**EXERCISE AIM**
Render every entry exactly as it appears.

**THE RECORDS**

-- begin --

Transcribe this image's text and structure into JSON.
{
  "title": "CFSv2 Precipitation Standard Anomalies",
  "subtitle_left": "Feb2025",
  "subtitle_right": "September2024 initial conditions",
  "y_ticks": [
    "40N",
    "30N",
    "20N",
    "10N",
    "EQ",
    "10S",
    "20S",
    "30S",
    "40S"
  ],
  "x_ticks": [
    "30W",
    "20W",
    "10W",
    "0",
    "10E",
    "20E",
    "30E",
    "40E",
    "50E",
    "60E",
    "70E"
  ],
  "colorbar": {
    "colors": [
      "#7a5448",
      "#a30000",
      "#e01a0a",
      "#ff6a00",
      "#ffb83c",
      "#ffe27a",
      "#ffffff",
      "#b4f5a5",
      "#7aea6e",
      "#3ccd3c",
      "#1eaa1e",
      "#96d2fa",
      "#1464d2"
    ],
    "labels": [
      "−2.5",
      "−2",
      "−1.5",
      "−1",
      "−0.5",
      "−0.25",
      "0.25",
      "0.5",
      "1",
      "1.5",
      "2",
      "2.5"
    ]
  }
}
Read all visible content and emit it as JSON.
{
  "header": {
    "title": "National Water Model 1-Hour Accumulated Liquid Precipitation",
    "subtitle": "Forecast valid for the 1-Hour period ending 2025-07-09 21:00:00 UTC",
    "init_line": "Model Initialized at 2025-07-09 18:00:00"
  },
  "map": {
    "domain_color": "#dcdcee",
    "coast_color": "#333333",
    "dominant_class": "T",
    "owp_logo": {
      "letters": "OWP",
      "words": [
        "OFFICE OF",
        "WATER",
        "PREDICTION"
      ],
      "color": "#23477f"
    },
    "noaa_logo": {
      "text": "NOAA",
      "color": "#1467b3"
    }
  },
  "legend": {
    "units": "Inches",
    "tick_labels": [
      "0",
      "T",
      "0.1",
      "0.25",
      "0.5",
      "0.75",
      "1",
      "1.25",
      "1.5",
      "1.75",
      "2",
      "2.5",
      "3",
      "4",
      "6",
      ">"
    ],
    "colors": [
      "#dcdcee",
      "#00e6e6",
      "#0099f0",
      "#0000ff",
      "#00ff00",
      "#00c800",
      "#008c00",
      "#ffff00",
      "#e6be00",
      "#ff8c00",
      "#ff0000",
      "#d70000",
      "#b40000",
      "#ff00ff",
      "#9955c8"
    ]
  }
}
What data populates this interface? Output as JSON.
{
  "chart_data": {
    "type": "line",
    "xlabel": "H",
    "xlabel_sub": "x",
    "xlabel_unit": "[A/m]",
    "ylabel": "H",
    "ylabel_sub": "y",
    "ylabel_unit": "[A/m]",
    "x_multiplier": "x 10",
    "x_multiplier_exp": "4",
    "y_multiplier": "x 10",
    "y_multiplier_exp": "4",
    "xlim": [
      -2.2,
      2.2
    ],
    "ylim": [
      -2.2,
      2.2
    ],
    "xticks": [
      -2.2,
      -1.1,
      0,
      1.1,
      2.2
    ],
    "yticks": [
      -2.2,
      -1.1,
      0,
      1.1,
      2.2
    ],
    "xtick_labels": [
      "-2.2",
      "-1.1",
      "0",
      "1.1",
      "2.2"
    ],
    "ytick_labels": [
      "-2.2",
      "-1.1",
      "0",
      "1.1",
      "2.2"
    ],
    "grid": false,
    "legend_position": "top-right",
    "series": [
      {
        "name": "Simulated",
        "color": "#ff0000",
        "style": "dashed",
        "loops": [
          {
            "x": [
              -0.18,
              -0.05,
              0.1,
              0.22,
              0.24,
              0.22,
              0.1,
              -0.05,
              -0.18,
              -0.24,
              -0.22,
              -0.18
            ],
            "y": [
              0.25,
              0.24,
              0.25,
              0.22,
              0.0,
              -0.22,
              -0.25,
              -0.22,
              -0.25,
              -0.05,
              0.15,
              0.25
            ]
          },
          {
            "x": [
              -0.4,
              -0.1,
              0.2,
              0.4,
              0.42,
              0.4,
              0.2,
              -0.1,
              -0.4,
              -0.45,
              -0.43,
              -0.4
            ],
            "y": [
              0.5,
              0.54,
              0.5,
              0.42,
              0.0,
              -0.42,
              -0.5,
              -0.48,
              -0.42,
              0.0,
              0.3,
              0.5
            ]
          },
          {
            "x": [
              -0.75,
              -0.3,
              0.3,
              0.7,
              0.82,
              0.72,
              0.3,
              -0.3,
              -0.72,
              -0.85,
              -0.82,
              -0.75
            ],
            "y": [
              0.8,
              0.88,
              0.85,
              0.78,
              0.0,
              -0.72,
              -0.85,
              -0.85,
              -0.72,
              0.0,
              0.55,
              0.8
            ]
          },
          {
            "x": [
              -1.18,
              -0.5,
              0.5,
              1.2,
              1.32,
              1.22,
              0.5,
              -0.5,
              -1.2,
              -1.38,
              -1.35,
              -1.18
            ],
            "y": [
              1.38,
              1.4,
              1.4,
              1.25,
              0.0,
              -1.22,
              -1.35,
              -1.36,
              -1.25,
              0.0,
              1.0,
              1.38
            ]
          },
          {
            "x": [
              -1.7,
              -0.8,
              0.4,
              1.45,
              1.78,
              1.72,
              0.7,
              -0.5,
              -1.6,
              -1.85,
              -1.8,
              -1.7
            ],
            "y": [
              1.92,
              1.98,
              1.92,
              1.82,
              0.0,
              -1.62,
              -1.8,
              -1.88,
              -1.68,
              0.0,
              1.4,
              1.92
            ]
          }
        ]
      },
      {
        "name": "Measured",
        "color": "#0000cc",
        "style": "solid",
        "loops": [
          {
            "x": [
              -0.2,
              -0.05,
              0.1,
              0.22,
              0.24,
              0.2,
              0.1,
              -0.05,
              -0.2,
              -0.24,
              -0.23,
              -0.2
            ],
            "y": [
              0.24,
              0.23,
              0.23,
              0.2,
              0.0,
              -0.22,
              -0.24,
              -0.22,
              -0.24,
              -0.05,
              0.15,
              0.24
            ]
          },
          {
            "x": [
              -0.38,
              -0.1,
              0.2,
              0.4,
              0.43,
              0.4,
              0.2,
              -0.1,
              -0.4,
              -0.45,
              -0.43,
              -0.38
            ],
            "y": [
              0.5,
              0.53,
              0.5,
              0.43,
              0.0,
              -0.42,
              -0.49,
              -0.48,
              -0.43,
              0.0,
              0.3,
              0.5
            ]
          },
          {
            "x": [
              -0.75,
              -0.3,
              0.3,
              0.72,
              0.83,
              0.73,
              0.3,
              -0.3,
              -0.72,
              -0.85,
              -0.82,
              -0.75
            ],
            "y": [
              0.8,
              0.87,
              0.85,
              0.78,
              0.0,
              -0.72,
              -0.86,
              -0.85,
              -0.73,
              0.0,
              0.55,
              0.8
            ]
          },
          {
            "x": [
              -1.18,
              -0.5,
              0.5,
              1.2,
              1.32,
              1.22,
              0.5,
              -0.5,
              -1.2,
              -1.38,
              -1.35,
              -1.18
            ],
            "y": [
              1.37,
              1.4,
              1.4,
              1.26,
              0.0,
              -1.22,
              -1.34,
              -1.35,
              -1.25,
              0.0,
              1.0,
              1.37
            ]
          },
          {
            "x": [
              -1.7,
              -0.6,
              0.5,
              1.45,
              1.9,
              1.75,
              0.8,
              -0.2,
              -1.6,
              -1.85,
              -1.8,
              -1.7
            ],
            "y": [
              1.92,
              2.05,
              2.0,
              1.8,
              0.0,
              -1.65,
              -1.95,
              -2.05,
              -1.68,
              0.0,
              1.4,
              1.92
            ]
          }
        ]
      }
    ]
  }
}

-- end --

**OUTPUT BELOW**
Transcribe this image's text and structure into JSON.
{
  "title": "CFSv2 Precipitation Standard Anomalies",
  "subtitle_left": "Feb2025",
  "subtitle_right": "September2024 initial conditions",
  "y_ticks": [
    "40N",
    "30N",
    "20N",
    "10N",
    "EQ",
    "10S",
    "20S",
    "30S",
    "40S"
  ],
  "x_ticks": [
    "30W",
    "20W",
    "10W",
    "0",
    "10E",
    "20E",
    "30E",
    "40E",
    "50E",
    "60E",
    "70E"
  ],
  "colorbar": {
    "colors": [
      "#7a5448",
      "#a30000",
      "#e01a0a",
      "#ff6a00",
      "#ffb83c",
      "#ffe27a",
      "#ffffff",
      "#b4f5a5",
      "#7aea6e",
      "#3ccd3c",
      "#1eaa1e",
      "#96d2fa",
      "#1464d2"
    ],
    "labels": [
      "−2.5",
      "−2",
      "−1.5",
      "−1",
      "−0.5",
      "−0.25",
      "0.25",
      "0.5",
      "1",
      "1.5",
      "2",
      "2.5"
    ]
  }
}
Read all visible content and emit it as JSON.
{
  "header": {
    "title": "National Water Model 1-Hour Accumulated Liquid Precipitation",
    "subtitle": "Forecast valid for the 1-Hour period ending 2025-07-09 21:00:00 UTC",
    "init_line": "Model Initialized at 2025-07-09 18:00:00"
  },
  "map": {
    "domain_color": "#dcdcee",
    "coast_color": "#333333",
    "dominant_class": "T",
    "owp_logo": {
      "letters": "OWP",
      "words": [
        "OFFICE OF",
        "WATER",
        "PREDICTION"
      ],
      "color": "#23477f"
    },
    "noaa_logo": {
      "text": "NOAA",
      "color": "#1467b3"
    }
  },
  "legend": {
    "units": "Inches",
    "tick_labels": [
      "0",
      "T",
      "0.1",
      "0.25",
      "0.5",
      "0.75",
      "1",
      "1.25",
      "1.5",
      "1.75",
      "2",
      "2.5",
      "3",
      "4",
      "6",
      ">"
    ],
    "colors": [
      "#dcdcee",
      "#00e6e6",
      "#0099f0",
      "#0000ff",
      "#00ff00",
      "#00c800",
      "#008c00",
      "#ffff00",
      "#e6be00",
      "#ff8c00",
      "#ff0000",
      "#d70000",
      "#b40000",
      "#ff00ff",
      "#9955c8"
    ]
  }
}
What data populates this interface? Output as JSON.
{
  "chart_data": {
    "type": "line",
    "xlabel": "H",
    "xlabel_sub": "x",
    "xlabel_unit": "[A/m]",
    "ylabel": "H",
    "ylabel_sub": "y",
    "ylabel_unit": "[A/m]",
    "x_multiplier": "x 10",
    "x_multiplier_exp": "4",
    "y_multiplier": "x 10",
    "y_multiplier_exp": "4",
    "xlim": [
      -2.2,
      2.2
    ],
    "ylim": [
      -2.2,
      2.2
    ],
    "xticks": [
      -2.2,
      -1.1,
      0,
      1.1,
      2.2
    ],
    "yticks": [
      -2.2,
      -1.1,
      0,
      1.1,
      2.2
    ],
    "xtick_labels": [
      "-2.2",
      "-1.1",
      "0",
      "1.1",
      "2.2"
    ],
    "ytick_labels": [
      "-2.2",
      "-1.1",
      "0",
      "1.1",
      "2.2"
    ],
    "grid": false,
    "legend_position": "top-right",
    "series": [
      {
        "name": "Simulated",
        "color": "#ff0000",
        "style": "dashed",
        "loops": [
          {
            "x": [
              -0.18,
              -0.05,
              0.1,
              0.22,
              0.24,
              0.22,
              0.1,
              -0.05,
              -0.18,
              -0.24,
              -0.22,
              -0.18
            ],
            "y": [
              0.25,
              0.24,
              0.25,
              0.22,
              0.0,
              -0.22,
              -0.25,
              -0.22,
              -0.25,
              -0.05,
              0.15,
              0.25
            ]
          },
          {
            "x": [
              -0.4,
              -0.1,
              0.2,
              0.4,
              0.42,
              0.4,
              0.2,
              -0.1,
              -0.4,
              -0.45,
              -0.43,
              -0.4
            ],
            "y": [
              0.5,
              0.54,
              0.5,
              0.42,
              0.0,
              -0.42,
              -0.5,
              -0.48,
              -0.42,
              0.0,
              0.3,
              0.5
            ]
          },
          {
            "x": [
              -0.75,
              -0.3,
              0.3,
              0.7,
              0.82,
              0.72,
              0.3,
              -0.3,
              -0.72,
              -0.85,
              -0.82,
              -0.75
            ],
            "y": [
              0.8,
              0.88,
              0.85,
              0.78,
              0.0,
              -0.72,
              -0.85,
              -0.85,
              -0.72,
              0.0,
              0.55,
              0.8
            ]
          },
          {
            "x": [
              -1.18,
              -0.5,
              0.5,
              1.2,
              1.32,
              1.22,
              0.5,
              -0.5,
              -1.2,
              -1.38,
              -1.35,
              -1.18
            ],
            "y": [
              1.38,
              1.4,
              1.4,
              1.25,
              0.0,
              -1.22,
              -1.35,
              -1.36,
              -1.25,
              0.0,
              1.0,
              1.38
            ]
          },
          {
            "x": [
              -1.7,
              -0.8,
              0.4,
              1.45,
              1.78,
              1.72,
              0.7,
              -0.5,
              -1.6,
              -1.85,
              -1.8,
              -1.7
            ],
            "y": [
              1.92,
              1.98,
              1.92,
              1.82,
              0.0,
              -1.62,
              -1.8,
              -1.88,
              -1.68,
              0.0,
              1.4,
              1.92
            ]
          }
        ]
      },
      {
        "name": "Measured",
        "color": "#0000cc",
        "style": "solid",
        "loops": [
          {
            "x": [
              -0.2,
              -0.05,
              0.1,
              0.22,
              0.24,
              0.2,
              0.1,
              -0.05,
              -0.2,
              -0.24,
              -0.23,
              -0.2
            ],
            "y": [
              0.24,
              0.23,
              0.23,
              0.2,
              0.0,
              -0.22,
              -0.24,
              -0.22,
              -0.24,
              -0.05,
              0.15,
              0.24
            ]
          },
          {
            "x": [
              -0.38,
              -0.1,
              0.2,
              0.4,
              0.43,
              0.4,
              0.2,
              -0.1,
              -0.4,
              -0.45,
              -0.43,
              -0.38
            ],
            "y": [
              0.5,
              0.53,
              0.5,
              0.43,
              0.0,
              -0.42,
              -0.49,
              -0.48,
              -0.43,
              0.0,
              0.3,
              0.5
            ]
          },
          {
            "x": [
              -0.75,
              -0.3,
              0.3,
              0.72,
              0.83,
              0.73,
              0.3,
              -0.3,
              -0.72,
              -0.85,
              -0.82,
              -0.75
            ],
            "y": [
              0.8,
              0.87,
              0.85,
              0.78,
              0.0,
              -0.72,
              -0.86,
              -0.85,
              -0.73,
              0.0,
              0.55,
              0.8
            ]
          },
          {
            "x": [
              -1.18,
              -0.5,
              0.5,
              1.2,
              1.32,
              1.22,
              0.5,
              -0.5,
              -1.2,
              -1.38,
              -1.35,
              -1.18
            ],
            "y": [
              1.37,
              1.4,
              1.4,
              1.26,
              0.0,
              -1.22,
              -1.34,
              -1.35,
              -1.25,
              0.0,
              1.0,
              1.37
            ]
          },
          {
            "x": [
              -1.7,
              -0.6,
              0.5,
              1.45,
              1.9,
              1.75,
              0.8,
              -0.2,
              -1.6,
              -1.85,
              -1.8,
              -1.7
            ],
            "y": [
              1.92,
              2.05,
              2.0,
              1.8,
              0.0,
              -1.65,
              -1.95,
              -2.05,
              -1.68,
              0.0,
              1.4,
              1.92
            ]
          }
        ]
      }
    ]
  }
}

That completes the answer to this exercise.